§ **To do**:
Write out each line word for word. Drop pictures.

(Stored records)
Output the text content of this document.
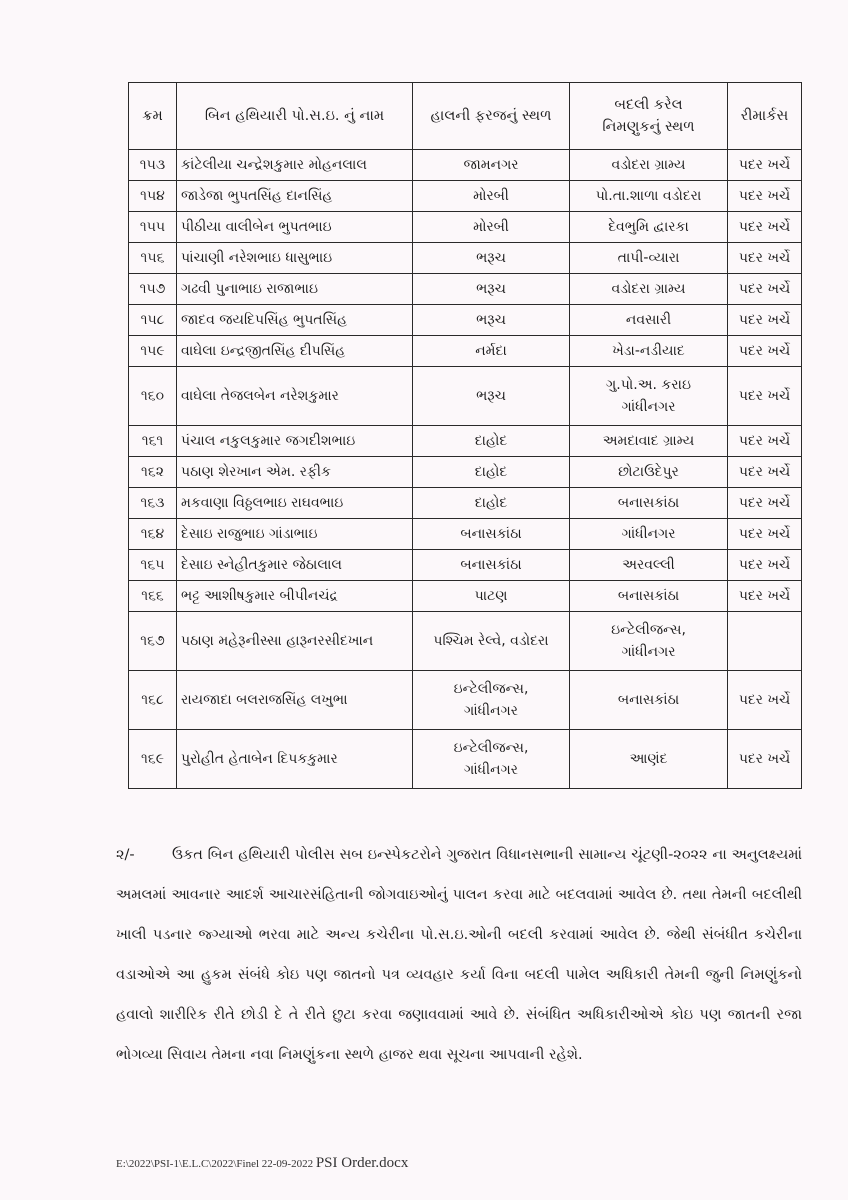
ક્રમ	બિન હથિયારી પો.સ.ઇ. નું નામ	હાલની ફરજનું સ્થળ	બદલી કરેલ
નિમણુકનું સ્થળ	રીમાર્કસ
૧૫૩	કાંટેલીયા ચન્દ્રેશકુમાર મોહનલાલ	જામનગર	વડોદરા ગ્રામ્ય	પદર ખર્ચે
૧૫૪	જાડેજા ભુપતસિંહ દાનસિંહ	મોરબી	પો.તા.શાળા વડોદરા	પદર ખર્ચે
૧૫૫	પીઠીયા વાલીબેન ભુપતભાઇ	મોરબી	દેવભુમિ દ્વારકા	પદર ખર્ચે
૧૫૬	પાંચાણી નરેશભાઇ ધાસુભાઇ	ભરૂચ	તાપી-વ્યારા	પદર ખર્ચે
૧૫૭	ગઢવી પુનાભાઇ રાજાભાઇ	ભરૂચ	વડોદરા ગ્રામ્ય	પદર ખર્ચે
૧૫૮	જાદવ જયદિપસિંહ ભુપતસિંહ	ભરૂચ	નવસારી	પદર ખર્ચે
૧૫૯	વાઘેલા ઇન્દ્રજીતસિંહ દીપસિંહ	નર્મદા	ખેડા-નડીયાદ	પદર ખર્ચે
૧૬૦	વાઘેલા તેજલબેન નરેશકુમાર	ભરૂચ	ગુ.પો.અ. કરાઇ
ગાંધીનગર	પદર ખર્ચે
૧૬૧	પંચાલ નકુલકુમાર જગદીશભાઇ	દાહોદ	અમદાવાદ ગ્રામ્ય	પદર ખર્ચે
૧૬૨	પઠાણ શેરખાન એમ. રફીક	દાહોદ	છોટાઉદેપુર	પદર ખર્ચે
૧૬૩	મકવાણા વિઠ્ઠલભાઇ રાઘવભાઇ	દાહોદ	બનાસકાંઠા	પદર ખર્ચે
૧૬૪	દેસાઇ રાજુભાઇ ગાંડાભાઇ	બનાસકાંઠા	ગાંધીનગર	પદર ખર્ચે
૧૬૫	દેસાઇ સ્નેહીતકુમાર જેઠાલાલ	બનાસકાંઠા	અરવલ્લી	પદર ખર્ચે
૧૬૬	ભટ્ટ આશીષકુમાર બીપીનચંદ્ર	પાટણ	બનાસકાંઠા	પદર ખર્ચે
૧૬૭	પઠાણ મહેરૂનીસ્સા હારૂનરસીદખાન	પશ્ચિમ રેલ્વે, વડોદરા	ઇન્ટેલીજન્સ,
ગાંધીનગર	

૧૬૮	રાયજાદા બલરાજસિંહ લખુભા	ઇન્ટેલીજન્સ,
ગાંધીનગર	બનાસકાંઠા	પદર ખર્ચે
૧૬૯	પુરોહીત હેતાબેન દિપકકુમાર	ઇન્ટેલીજન્સ,
ગાંધીનગર	આણંદ	પદર ખર્ચે

૨/-	ઉકત બિન હથિયારી પોલીસ સબ ઇન્સ્પેકટરોને ગુજરાત વિધાનસભાની સામાન્ય ચૂંટણી-૨૦૨૨ ના અનુલક્ષ્યમાં અમલમાં આવનાર આદર્શ આચારસંહિતાની જોગવાઇઓનું પાલન કરવા માટે બદલવામાં આવેલ છે. તથા તેમની બદલીથી ખાલી પડનાર જ્ગ્યાઓ ભરવા માટે અન્ય કચેરીના પો.સ.ઇ.ઓની બદલી કરવામાં આવેલ છે. જેથી સંબંધીત કચેરીના વડાઓએ આ હુકમ સંબંધે કોઇ પણ જાતનો પત્ર વ્યવહાર કર્યા વિના બદલી પામેલ અધિકારી તેમની જુની નિમણુંકનો હવાલો શારીરિક રીતે છોડી દે તે રીતે છુટા કરવા જણાવવામાં આવે છે. સંબંધિત અધિકારીઓએ કોઇ પણ જાતની રજા ભોગવ્યા સિવાય તેમના નવા નિમણુંકના સ્થળે હાજર થવા સૂચના આપવાની રહેશે.

E:\2022\PSI-1\E.L.C\2022\Finel 22-09-2022 PSI Order.docx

§ **Completed task**:
Output the text content of this document.
ક્રમ	બિન હથિયારી પો.સ.ઇ. નું નામ	હાલની ફરજનું સ્થળ	બદલી કરેલ
નિમણુકનું સ્થળ	રીમાર્કસ
૧૫૩	કાંટેલીયા ચન્દ્રેશકુમાર મોહનલાલ	જામનગર	વડોદરા ગ્રામ્ય	પદર ખર્ચે
૧૫૪	જાડેજા ભુપતસિંહ દાનસિંહ	મોરબી	પો.તા.શાળા વડોદરા	પદર ખર્ચે
૧૫૫	પીઠીયા વાલીબેન ભુપતભાઇ	મોરબી	દેવભુમિ દ્વારકા	પદર ખર્ચે
૧૫૬	પાંચાણી નરેશભાઇ ધાસુભાઇ	ભરૂચ	તાપી-વ્યારા	પદર ખર્ચે
૧૫૭	ગઢવી પુનાભાઇ રાજાભાઇ	ભરૂચ	વડોદરા ગ્રામ્ય	પદર ખર્ચે
૧૫૮	જાદવ જયદિપસિંહ ભુપતસિંહ	ભરૂચ	નવસારી	પદર ખર્ચે
૧૫૯	વાઘેલા ઇન્દ્રજીતસિંહ દીપસિંહ	નર્મદા	ખેડા-નડીયાદ	પદર ખર્ચે
૧૬૦	વાઘેલા તેજલબેન નરેશકુમાર	ભરૂચ	ગુ.પો.અ. કરાઇ
ગાંધીનગર	પદર ખર્ચે
૧૬૧	પંચાલ નકુલકુમાર જગદીશભાઇ	દાહોદ	અમદાવાદ ગ્રામ્ય	પદર ખર્ચે
૧૬૨	પઠાણ શેરખાન એમ. રફીક	દાહોદ	છોટાઉદેપુર	પદર ખર્ચે
૧૬૩	મકવાણા વિઠ્ઠલભાઇ રાઘવભાઇ	દાહોદ	બનાસકાંઠા	પદર ખર્ચે
૧૬૪	દેસાઇ રાજુભાઇ ગાંડાભાઇ	બનાસકાંઠા	ગાંધીનગર	પદર ખર્ચે
૧૬૫	દેસાઇ સ્નેહીતકુમાર જેઠાલાલ	બનાસકાંઠા	અરવલ્લી	પદર ખર્ચે
૧૬૬	ભટ્ટ આશીષકુમાર બીપીનચંદ્ર	પાટણ	બનાસકાંઠા	પદર ખર્ચે
૧૬૭	પઠાણ મહેરૂનીસ્સા હારૂનરસીદખાન	પશ્ચિમ રેલ્વે, વડોદરા	ઇન્ટેલીજન્સ,
ગાંધીનગર	

૧૬૮	રાયજાદા બલરાજસિંહ લખુભા	ઇન્ટેલીજન્સ,
ગાંધીનગર	બનાસકાંઠા	પદર ખર્ચે
૧૬૯	પુરોહીત હેતાબેન દિપકકુમાર	ઇન્ટેલીજન્સ,
ગાંધીનગર	આણંદ	પદર ખર્ચે

૨/-	ઉકત બિન હથિયારી પોલીસ સબ ઇન્સ્પેકટરોને ગુજરાત વિધાનસભાની સામાન્ય ચૂંટણી-૨૦૨૨ ના અનુલક્ષ્યમાં અમલમાં આવનાર આદર્શ આચારસંહિતાની જોગવાઇઓનું પાલન કરવા માટે બદલવામાં આવેલ છે. તથા તેમની બદલીથી ખાલી પડનાર જ્ગ્યાઓ ભરવા માટે અન્ય કચેરીના પો.સ.ઇ.ઓની બદલી કરવામાં આવેલ છે. જેથી સંબંધીત કચેરીના વડાઓએ આ હુકમ સંબંધે કોઇ પણ જાતનો પત્ર વ્યવહાર કર્યા વિના બદલી પામેલ અધિકારી તેમની જુની નિમણુંકનો હવાલો શારીરિક રીતે છોડી દે તે રીતે છુટા કરવા જણાવવામાં આવે છે. સંબંધિત અધિકારીઓએ કોઇ પણ જાતની રજા ભોગવ્યા સિવાય તેમના નવા નિમણુંકના સ્થળે હાજર થવા સૂચના આપવાની રહેશે.

E:\2022\PSI-1\E.L.C\2022\Finel 22-09-2022 PSI Order.docx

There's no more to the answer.